— start EXTRACTED MATERIAL —
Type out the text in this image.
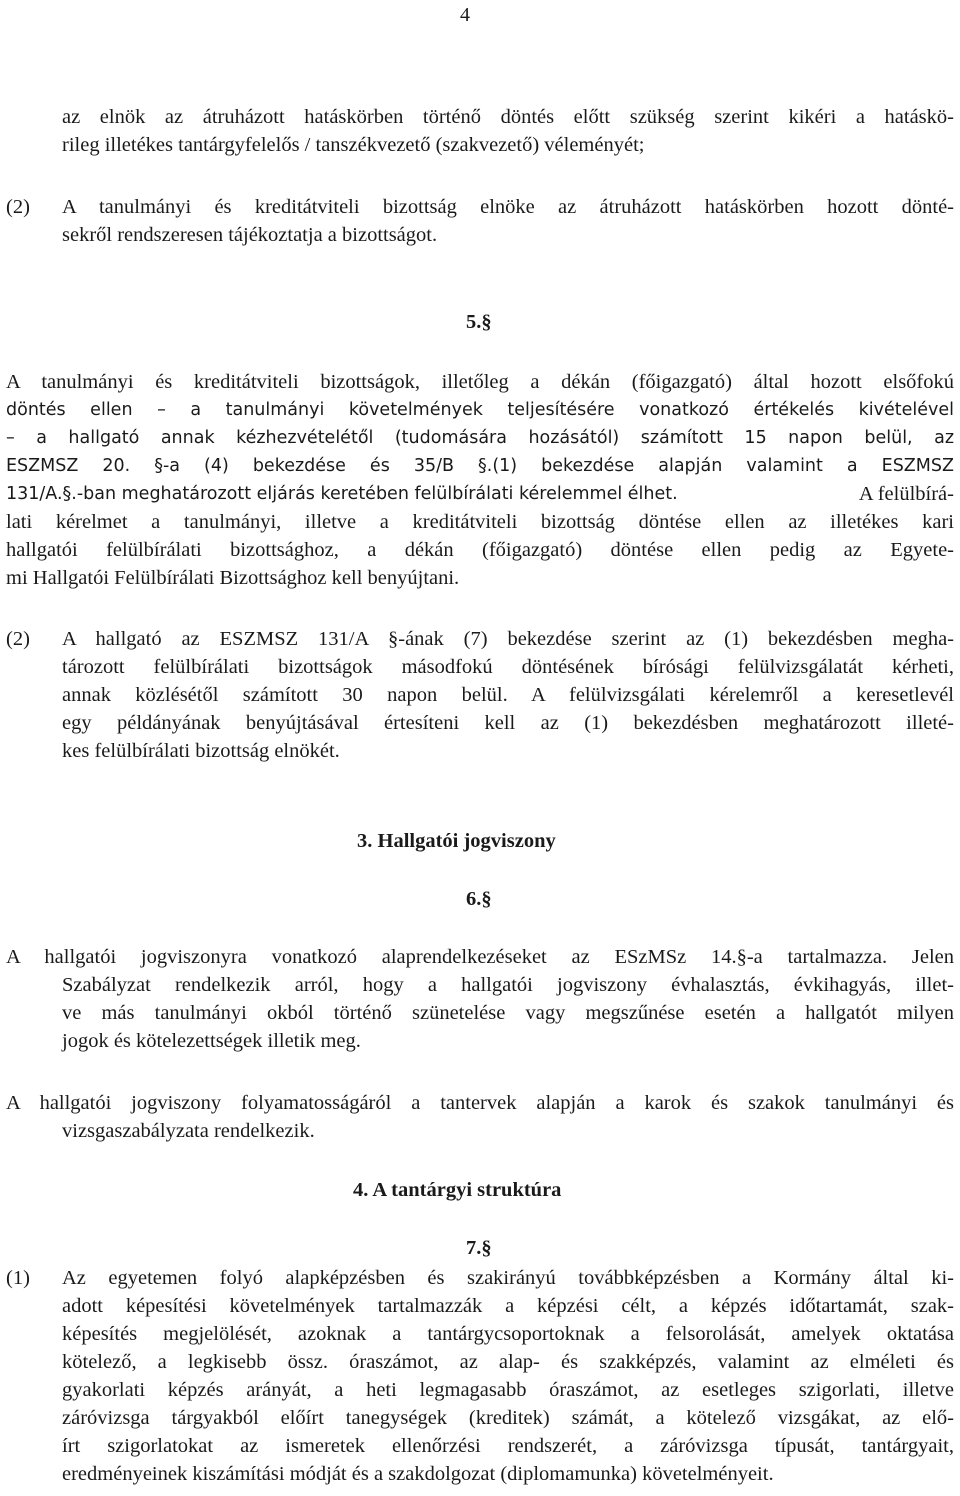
4
az elnök az átruházott hatáskörben történő döntés előtt szükség szerint kikéri a hatáskö-
rileg illetékes tantárgyfelelős / tanszékvezető (szakvezető) véleményét;
(2) A tanulmányi és kreditátviteli bizottság elnöke az átruházott hatáskörben hozott dönté-
sekről rendszeresen tájékoztatja a bizottságot.
5.§
A tanulmányi és kreditátviteli bizottságok, illetőleg a dékán (főigazgató) által hozott elsőfokú
döntés ellen – a tanulmányi követelmények teljesítésére vonatkozó értékelés kivételével
– a hallgató annak kézhezvételétől (tudomására hozásától) számított 15 napon belül, az
ESZMSZ 20. §-a (4) bekezdése és 35/B §.(1) bekezdése alapján valamint a ESZMSZ
131/A.§.-ban meghatározott eljárás keretében felülbírálati kérelemmel élhet.	A felülbírá-
lati kérelmet a tanulmányi, illetve a kreditátviteli bizottság döntése ellen az illetékes kari
hallgatói felülbírálati bizottsághoz, a dékán (főigazgató) döntése ellen pedig az Egyete-
mi Hallgatói Felülbírálati Bizottsághoz kell benyújtani.
(2) A hallgató az ESZMSZ 131/A §-ának (7) bekezdése szerint az (1) bekezdésben megha-
tározott felülbírálati bizottságok másodfokú döntésének bírósági felülvizsgálatát kérheti,
annak közlésétől számított 30 napon belül. A felülvizsgálati kérelemről a keresetlevél
egy példányának benyújtásával értesíteni kell az (1) bekezdésben meghatározott illeté-
kes felülbírálati bizottság elnökét.
3. Hallgatói jogviszony
6.§
A hallgatói jogviszonyra vonatkozó alaprendelkezéseket az ESzMSz 14.§-a tartalmazza. Jelen
Szabályzat rendelkezik arról, hogy a hallgatói jogviszony évhalasztás, évkihagyás, illet-
ve más tanulmányi okból történő szünetelése vagy megszűnése esetén a hallgatót milyen
jogok és kötelezettségek illetik meg.
A hallgatói jogviszony folyamatosságáról a tantervek alapján a karok és szakok tanulmányi és
vizsgaszabályzata rendelkezik.
4. A tantárgyi struktúra
7.§
(1) Az egyetemen folyó alapképzésben és szakirányú továbbképzésben a Kormány által ki-
adott képesítési követelmények tartalmazzák a képzési célt, a képzés időtartamát, szak-
képesítés megjelölését, azoknak a tantárgycsoportoknak a felsorolását, amelyek oktatása
kötelező, a legkisebb össz. óraszámot, az alap- és szakképzés, valamint az elméleti és
gyakorlati képzés arányát, a heti legmagasabb óraszámot, az esetleges szigorlati, illetve
záróvizsga tárgyakból előírt tanegységek (kreditek) számát, a kötelező vizsgákat, az elő-
írt szigorlatokat az ismeretek ellenőrzési rendszerét, a záróvizsga típusát, tantárgyait,
eredményeinek kiszámítási módját és a szakdolgozat (diplomamunka) követelményeit.
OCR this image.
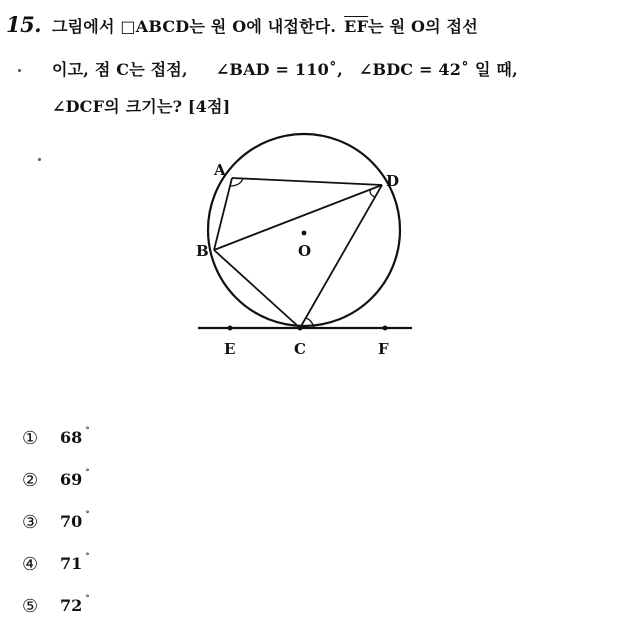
15. 그림에서 □ABCD는 원 O에 내접한다. $\overline{EF}$는 원 O의 접선
이고, 점 C는 접점, ∠BAD = 110˚, ∠BDC = 42˚ 일 때,
∠DCF의 크기는? [4점]
A
D
B	O
E	C	F
①	68 ˚
②	69 ˚
③	70 ˚
④	71 ˚
⑤	72 ˚
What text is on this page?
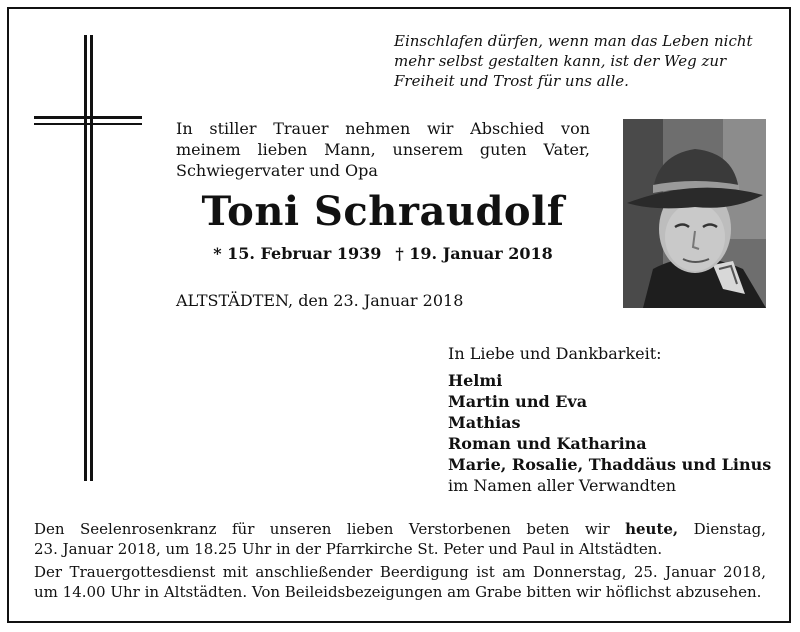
Einschlafen dürfen, wenn man das Leben nicht
mehr selbst gestalten kann, ist der Weg zur
Freiheit und Trost für uns alle.
In stiller Trauer nehmen wir Abschied von
meinem lieben Mann, unserem guten Vater,
Schwiegervater und Opa
Toni Schraudolf
* 15. Februar 1939 † 19. Januar 2018
ALTSTÄDTEN, den 23. Januar 2018
In Liebe und Dankbarkeit:
Helmi
Martin und Eva
Mathias
Roman und Katharina
Marie, Rosalie, Thaddäus und Linus
im Namen aller Verwandten
Den Seelenrosenkranz für unseren lieben Verstorbenen beten wir heute, Dienstag,
23. Januar 2018, um 18.25 Uhr in der Pfarrkirche St. Peter und Paul in Altstädten.
Der Trauergottesdienst mit anschließender Beerdigung ist am Donnerstag, 25. Januar 2018,
um 14.00 Uhr in Altstädten. Von Beileidsbezeigungen am Grabe bitten wir höflichst abzusehen.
— end EXTRACTED MATERIAL —
SHORT PROBLEM:
In the records above, find the line containing "OCR this image.". Reproduce it and every line after it through the last line, omitting pictures.

THE ANSWER:
OCR this image.
15. 그림에서 □ABCD는 원 O에 내접한다. $\overline{EF}$는 원 O의 접선
이고, 점 C는 접점, ∠BAD = 110˚, ∠BDC = 42˚ 일 때,
∠DCF의 크기는? [4점]
A
D
B	O
E	C	F
①	68 ˚
②	69 ˚
③	70 ˚
④	71 ˚
⑤	72 ˚
What text is on this page?
Einschlafen dürfen, wenn man das Leben nicht
mehr selbst gestalten kann, ist der Weg zur
Freiheit und Trost für uns alle.
In stiller Trauer nehmen wir Abschied von
meinem lieben Mann, unserem guten Vater,
Schwiegervater und Opa
Toni Schraudolf
* 15. Februar 1939 † 19. Januar 2018
ALTSTÄDTEN, den 23. Januar 2018
In Liebe und Dankbarkeit:
Helmi
Martin und Eva
Mathias
Roman und Katharina
Marie, Rosalie, Thaddäus und Linus
im Namen aller Verwandten
Den Seelenrosenkranz für unseren lieben Verstorbenen beten wir heute, Dienstag,
23. Januar 2018, um 18.25 Uhr in der Pfarrkirche St. Peter und Paul in Altstädten.
Der Trauergottesdienst mit anschließender Beerdigung ist am Donnerstag, 25. Januar 2018,
um 14.00 Uhr in Altstädten. Von Beileidsbezeigungen am Grabe bitten wir höflichst abzusehen.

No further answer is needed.